■ DESCRIPTION OF THE TASK: Omit all images. Transcribe the rest of the material below exactly.

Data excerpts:
====================

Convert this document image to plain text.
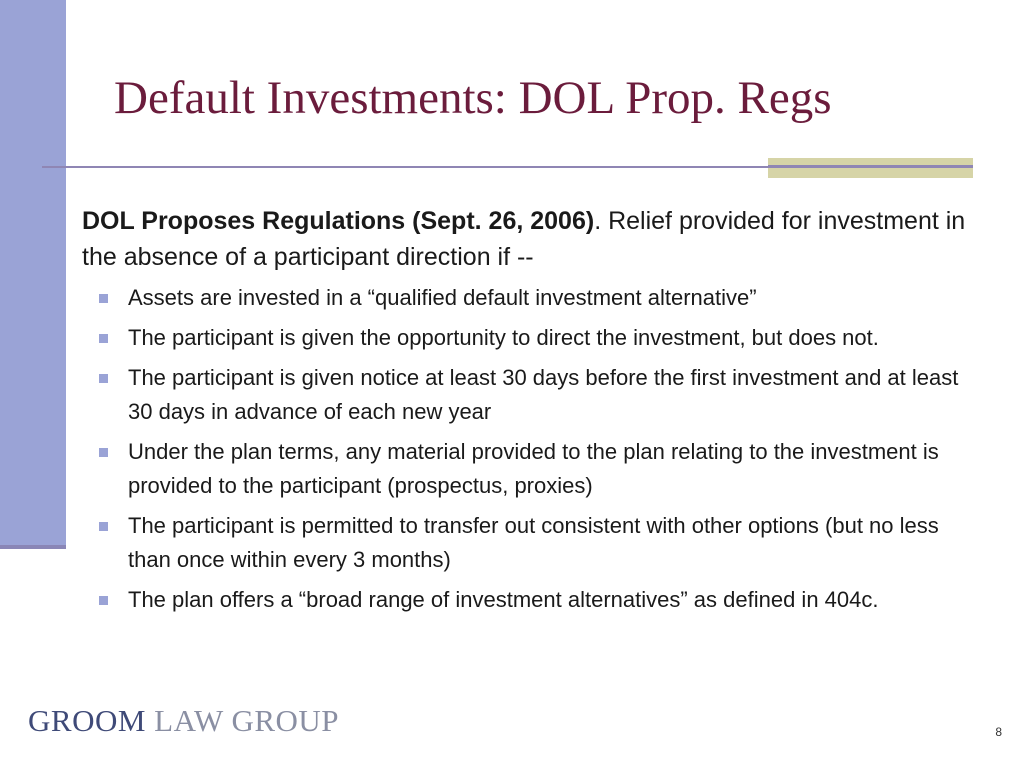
Default Investments: DOL Prop. Regs

DOL Proposes Regulations (Sept. 26, 2006). Relief provided for investment in the absence of a participant direction if --

Assets are invested in a “qualified default investment alternative”
The participant is given the opportunity to direct the investment, but does not.
The participant is given notice at least 30 days before the first investment and at least 30 days in advance of each new year
Under the plan terms, any material provided to the plan relating to the investment is provided to the participant (prospectus, proxies)
The participant is permitted to transfer out consistent with other options (but no less than once within every 3 months)
The plan offers a “broad range of investment alternatives” as defined in 404c.
GROOM LAW GROUP	8
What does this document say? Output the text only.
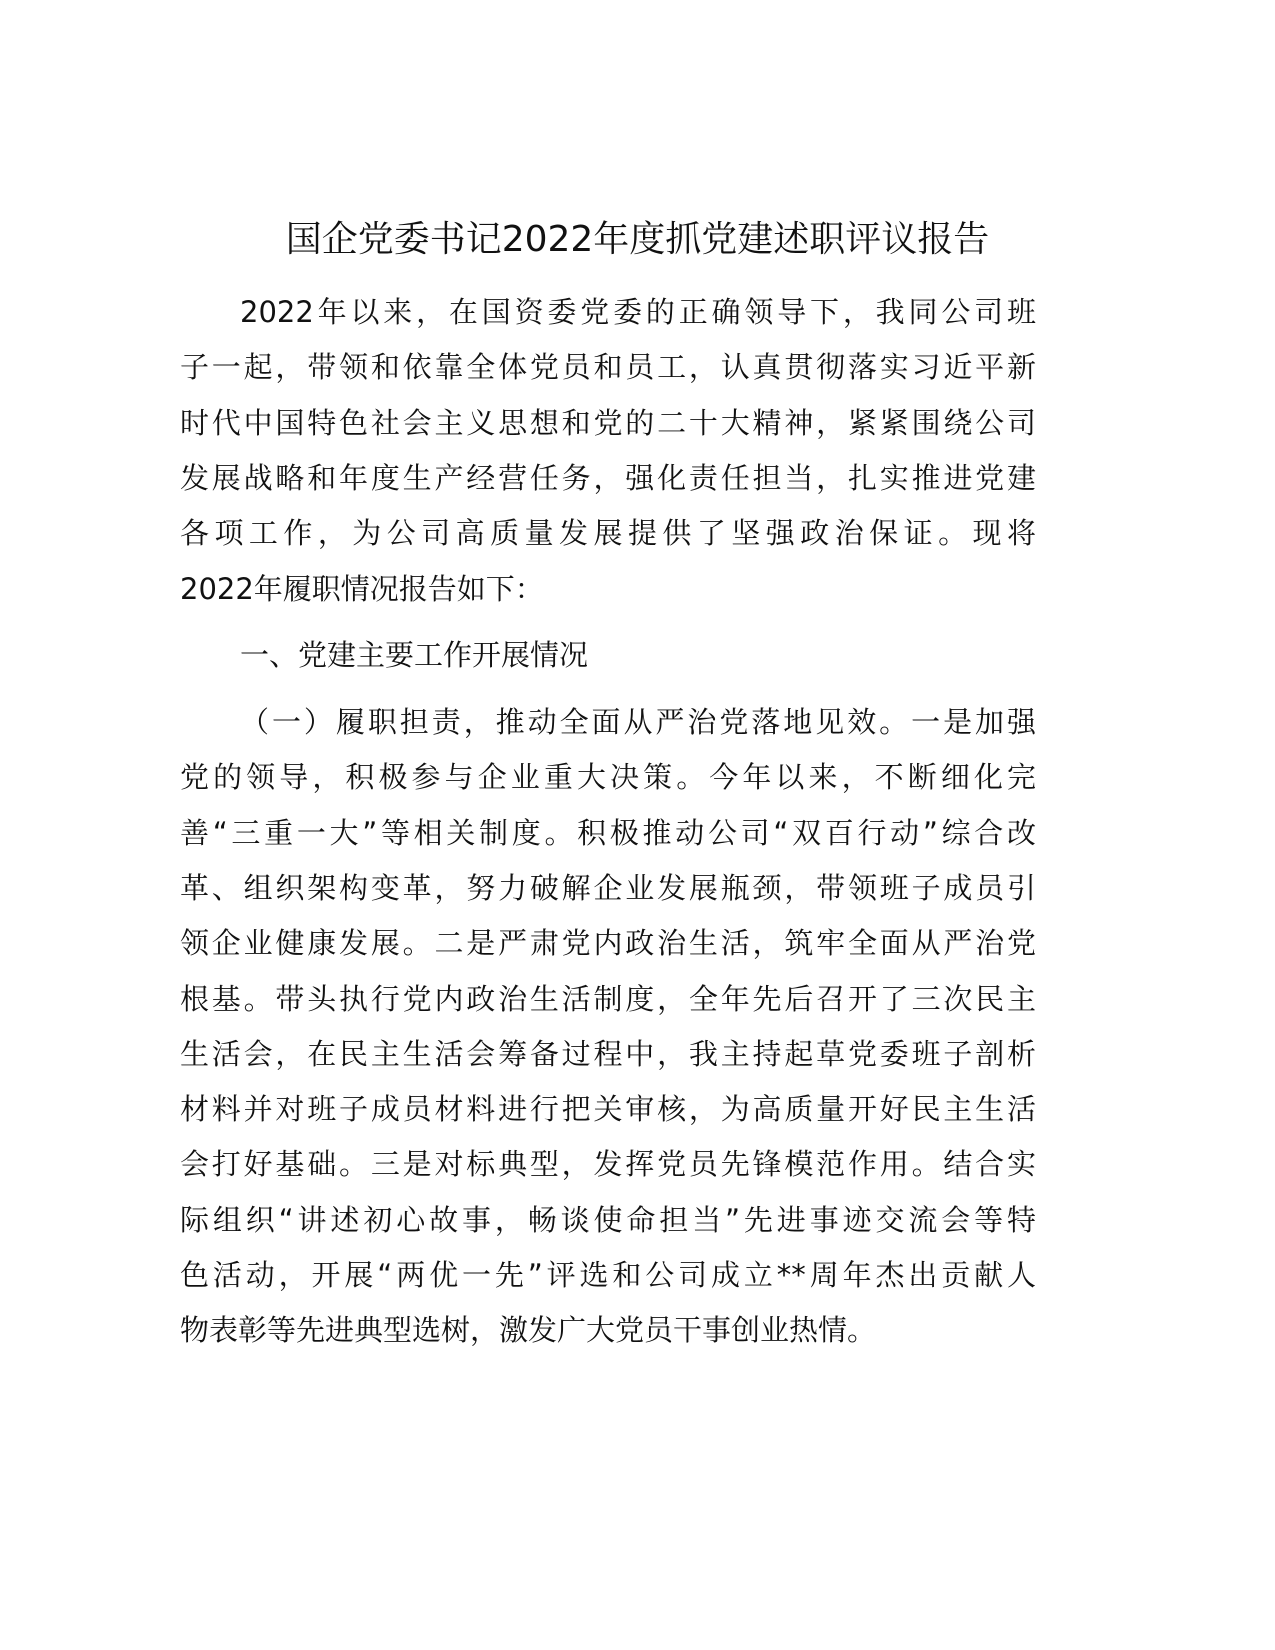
国企党委书记2022年度抓党建述职评议报告
2022年以来，在国资委党委的正确领导下，我同公司班
子一起，带领和依靠全体党员和员工，认真贯彻落实习近平新
时代中国特色社会主义思想和党的二十大精神，紧紧围绕公司
发展战略和年度生产经营任务，强化责任担当，扎实推进党建
各项工作，为公司高质量发展提供了坚强政治保证。现将
2022年履职情况报告如下：
一、党建主要工作开展情况
（一）履职担责，推动全面从严治党落地见效。一是加强
党的领导，积极参与企业重大决策。今年以来，不断细化完
善“三重一大”等相关制度。积极推动公司“双百行动”综合改
革、组织架构变革，努力破解企业发展瓶颈，带领班子成员引
领企业健康发展。二是严肃党内政治生活，筑牢全面从严治党
根基。带头执行党内政治生活制度，全年先后召开了三次民主
生活会，在民主生活会筹备过程中，我主持起草党委班子剖析
材料并对班子成员材料进行把关审核，为高质量开好民主生活
会打好基础。三是对标典型，发挥党员先锋模范作用。结合实
际组织“讲述初心故事，畅谈使命担当”先进事迹交流会等特
色活动，开展“两优一先”评选和公司成立**周年杰出贡献人
物表彰等先进典型选树，激发广大党员干事创业热情。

====================

■ FINISHED TASK:
Convert this document image to plain text.
Default Investments: DOL Prop. Regs

DOL Proposes Regulations (Sept. 26, 2006). Relief provided for investment in the absence of a participant direction if --

Assets are invested in a “qualified default investment alternative”
The participant is given the opportunity to direct the investment, but does not.
The participant is given notice at least 30 days before the first investment and at least 30 days in advance of each new year
Under the plan terms, any material provided to the plan relating to the investment is provided to the participant (prospectus, proxies)
The participant is permitted to transfer out consistent with other options (but no less than once within every 3 months)
The plan offers a “broad range of investment alternatives” as defined in 404c.
GROOM LAW GROUP	8
What does this document say? Output the text only.
国企党委书记2022年度抓党建述职评议报告
2022年以来，在国资委党委的正确领导下，我同公司班
子一起，带领和依靠全体党员和员工，认真贯彻落实习近平新
时代中国特色社会主义思想和党的二十大精神，紧紧围绕公司
发展战略和年度生产经营任务，强化责任担当，扎实推进党建
各项工作，为公司高质量发展提供了坚强政治保证。现将
2022年履职情况报告如下：
一、党建主要工作开展情况
（一）履职担责，推动全面从严治党落地见效。一是加强
党的领导，积极参与企业重大决策。今年以来，不断细化完
善“三重一大”等相关制度。积极推动公司“双百行动”综合改
革、组织架构变革，努力破解企业发展瓶颈，带领班子成员引
领企业健康发展。二是严肃党内政治生活，筑牢全面从严治党
根基。带头执行党内政治生活制度，全年先后召开了三次民主
生活会，在民主生活会筹备过程中，我主持起草党委班子剖析
材料并对班子成员材料进行把关审核，为高质量开好民主生活
会打好基础。三是对标典型，发挥党员先锋模范作用。结合实
际组织“讲述初心故事，畅谈使命担当”先进事迹交流会等特
色活动，开展“两优一先”评选和公司成立**周年杰出贡献人
物表彰等先进典型选树，激发广大党员干事创业热情。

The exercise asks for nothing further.